> [Supplied records]
╔══

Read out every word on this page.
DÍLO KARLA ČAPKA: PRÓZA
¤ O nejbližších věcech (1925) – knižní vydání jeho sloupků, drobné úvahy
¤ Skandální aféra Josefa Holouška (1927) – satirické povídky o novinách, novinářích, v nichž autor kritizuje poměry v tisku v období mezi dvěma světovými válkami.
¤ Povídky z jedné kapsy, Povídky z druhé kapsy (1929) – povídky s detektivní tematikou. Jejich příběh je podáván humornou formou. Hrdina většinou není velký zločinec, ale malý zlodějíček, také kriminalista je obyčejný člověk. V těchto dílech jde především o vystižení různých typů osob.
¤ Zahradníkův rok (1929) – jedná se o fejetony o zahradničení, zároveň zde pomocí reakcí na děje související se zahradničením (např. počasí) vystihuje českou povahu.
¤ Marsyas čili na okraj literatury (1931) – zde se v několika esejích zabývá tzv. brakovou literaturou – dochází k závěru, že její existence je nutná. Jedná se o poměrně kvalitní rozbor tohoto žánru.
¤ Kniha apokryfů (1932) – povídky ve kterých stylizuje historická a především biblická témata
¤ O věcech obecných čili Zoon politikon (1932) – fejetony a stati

╚══
╔══

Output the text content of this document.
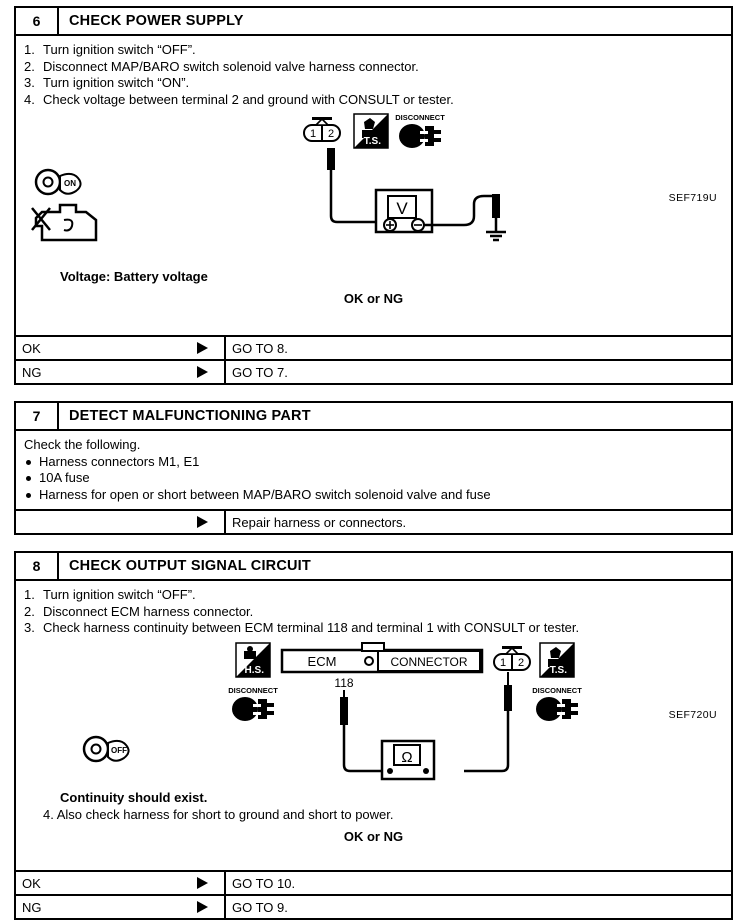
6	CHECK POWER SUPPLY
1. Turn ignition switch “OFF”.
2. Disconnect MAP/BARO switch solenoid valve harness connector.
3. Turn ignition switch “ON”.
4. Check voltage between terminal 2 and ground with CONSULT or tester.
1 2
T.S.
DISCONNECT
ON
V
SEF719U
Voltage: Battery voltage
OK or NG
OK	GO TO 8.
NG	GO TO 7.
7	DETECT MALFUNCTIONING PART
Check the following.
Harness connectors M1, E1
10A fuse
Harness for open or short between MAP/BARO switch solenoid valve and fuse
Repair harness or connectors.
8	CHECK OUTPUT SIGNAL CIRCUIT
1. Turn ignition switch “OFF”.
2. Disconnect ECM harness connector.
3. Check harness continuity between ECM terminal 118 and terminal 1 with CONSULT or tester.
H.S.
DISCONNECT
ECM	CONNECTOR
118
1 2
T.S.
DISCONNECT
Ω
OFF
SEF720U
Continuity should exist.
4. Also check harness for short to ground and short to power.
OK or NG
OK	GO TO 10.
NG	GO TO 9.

╚══
╔══

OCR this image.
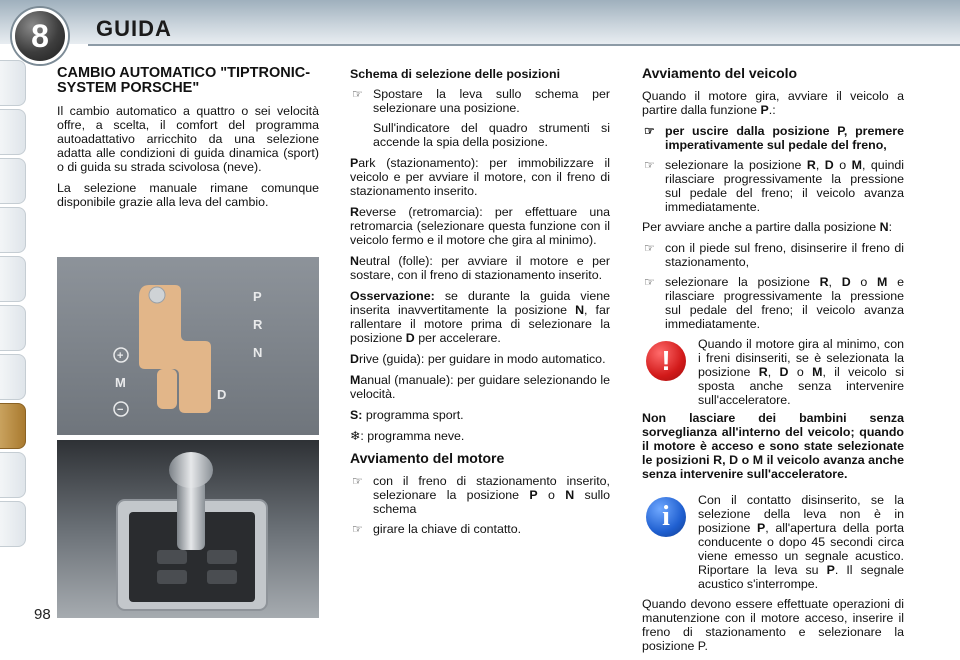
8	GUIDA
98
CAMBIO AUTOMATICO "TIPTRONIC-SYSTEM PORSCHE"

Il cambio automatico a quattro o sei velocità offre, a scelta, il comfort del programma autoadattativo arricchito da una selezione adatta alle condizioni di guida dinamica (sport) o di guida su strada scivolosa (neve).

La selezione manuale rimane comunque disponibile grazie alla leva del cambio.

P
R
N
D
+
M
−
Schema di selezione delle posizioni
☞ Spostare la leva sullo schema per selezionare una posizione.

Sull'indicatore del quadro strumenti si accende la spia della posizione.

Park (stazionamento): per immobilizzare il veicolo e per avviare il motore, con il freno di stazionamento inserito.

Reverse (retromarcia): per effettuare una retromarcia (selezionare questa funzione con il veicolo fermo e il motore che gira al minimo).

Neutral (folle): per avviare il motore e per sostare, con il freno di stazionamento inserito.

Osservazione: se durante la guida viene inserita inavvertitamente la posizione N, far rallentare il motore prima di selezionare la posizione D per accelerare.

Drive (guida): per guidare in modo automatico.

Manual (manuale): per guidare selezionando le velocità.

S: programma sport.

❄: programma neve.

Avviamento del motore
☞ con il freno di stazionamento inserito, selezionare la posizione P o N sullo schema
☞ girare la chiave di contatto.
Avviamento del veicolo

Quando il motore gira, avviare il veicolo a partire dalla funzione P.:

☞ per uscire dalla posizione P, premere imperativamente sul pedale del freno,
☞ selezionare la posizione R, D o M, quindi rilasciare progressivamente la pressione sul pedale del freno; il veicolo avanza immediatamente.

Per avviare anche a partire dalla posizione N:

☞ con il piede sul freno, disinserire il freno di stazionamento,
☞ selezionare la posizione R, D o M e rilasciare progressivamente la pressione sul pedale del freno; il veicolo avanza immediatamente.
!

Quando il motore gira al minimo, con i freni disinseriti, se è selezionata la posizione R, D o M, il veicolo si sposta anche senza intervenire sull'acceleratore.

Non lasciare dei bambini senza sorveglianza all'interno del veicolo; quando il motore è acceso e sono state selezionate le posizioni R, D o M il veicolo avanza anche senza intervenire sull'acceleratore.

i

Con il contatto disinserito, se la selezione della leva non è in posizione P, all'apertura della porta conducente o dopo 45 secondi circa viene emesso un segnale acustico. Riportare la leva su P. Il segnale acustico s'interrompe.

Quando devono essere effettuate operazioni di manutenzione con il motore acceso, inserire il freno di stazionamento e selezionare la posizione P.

╚══

> [Problem to work on]
Above are some records. Count the lines among them with the word "Avviamento", and answer with the number only.

> [Response to the exercise]
2